### Task instructions
Retype the listing that follows, exactly as written.

########################################

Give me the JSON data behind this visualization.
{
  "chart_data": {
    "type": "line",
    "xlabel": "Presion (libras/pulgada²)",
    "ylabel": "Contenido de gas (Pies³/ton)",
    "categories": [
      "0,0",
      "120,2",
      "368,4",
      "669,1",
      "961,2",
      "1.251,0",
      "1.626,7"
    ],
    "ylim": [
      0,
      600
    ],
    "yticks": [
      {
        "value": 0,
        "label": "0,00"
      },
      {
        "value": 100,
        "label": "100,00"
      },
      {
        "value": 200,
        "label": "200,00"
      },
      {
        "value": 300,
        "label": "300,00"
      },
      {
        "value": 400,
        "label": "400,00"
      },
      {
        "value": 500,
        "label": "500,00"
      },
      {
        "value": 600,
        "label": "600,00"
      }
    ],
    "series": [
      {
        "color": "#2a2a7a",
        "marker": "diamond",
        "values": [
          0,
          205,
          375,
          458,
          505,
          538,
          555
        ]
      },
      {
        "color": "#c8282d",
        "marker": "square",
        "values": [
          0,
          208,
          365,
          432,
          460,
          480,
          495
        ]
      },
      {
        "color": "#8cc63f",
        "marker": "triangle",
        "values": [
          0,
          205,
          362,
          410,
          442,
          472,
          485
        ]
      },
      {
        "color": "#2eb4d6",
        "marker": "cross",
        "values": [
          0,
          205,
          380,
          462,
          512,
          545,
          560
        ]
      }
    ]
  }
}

########################################

### Written response
Give me the JSON data behind this visualization.
{
  "chart_data": {
    "type": "line",
    "xlabel": "Presion (libras/pulgada²)",
    "ylabel": "Contenido de gas (Pies³/ton)",
    "categories": [
      "0,0",
      "120,2",
      "368,4",
      "669,1",
      "961,2",
      "1.251,0",
      "1.626,7"
    ],
    "ylim": [
      0,
      600
    ],
    "yticks": [
      {
        "value": 0,
        "label": "0,00"
      },
      {
        "value": 100,
        "label": "100,00"
      },
      {
        "value": 200,
        "label": "200,00"
      },
      {
        "value": 300,
        "label": "300,00"
      },
      {
        "value": 400,
        "label": "400,00"
      },
      {
        "value": 500,
        "label": "500,00"
      },
      {
        "value": 600,
        "label": "600,00"
      }
    ],
    "series": [
      {
        "color": "#2a2a7a",
        "marker": "diamond",
        "values": [
          0,
          205,
          375,
          458,
          505,
          538,
          555
        ]
      },
      {
        "color": "#c8282d",
        "marker": "square",
        "values": [
          0,
          208,
          365,
          432,
          460,
          480,
          495
        ]
      },
      {
        "color": "#8cc63f",
        "marker": "triangle",
        "values": [
          0,
          205,
          362,
          410,
          442,
          472,
          485
        ]
      },
      {
        "color": "#2eb4d6",
        "marker": "cross",
        "values": [
          0,
          205,
          380,
          462,
          512,
          545,
          560
        ]
      }
    ]
  }
}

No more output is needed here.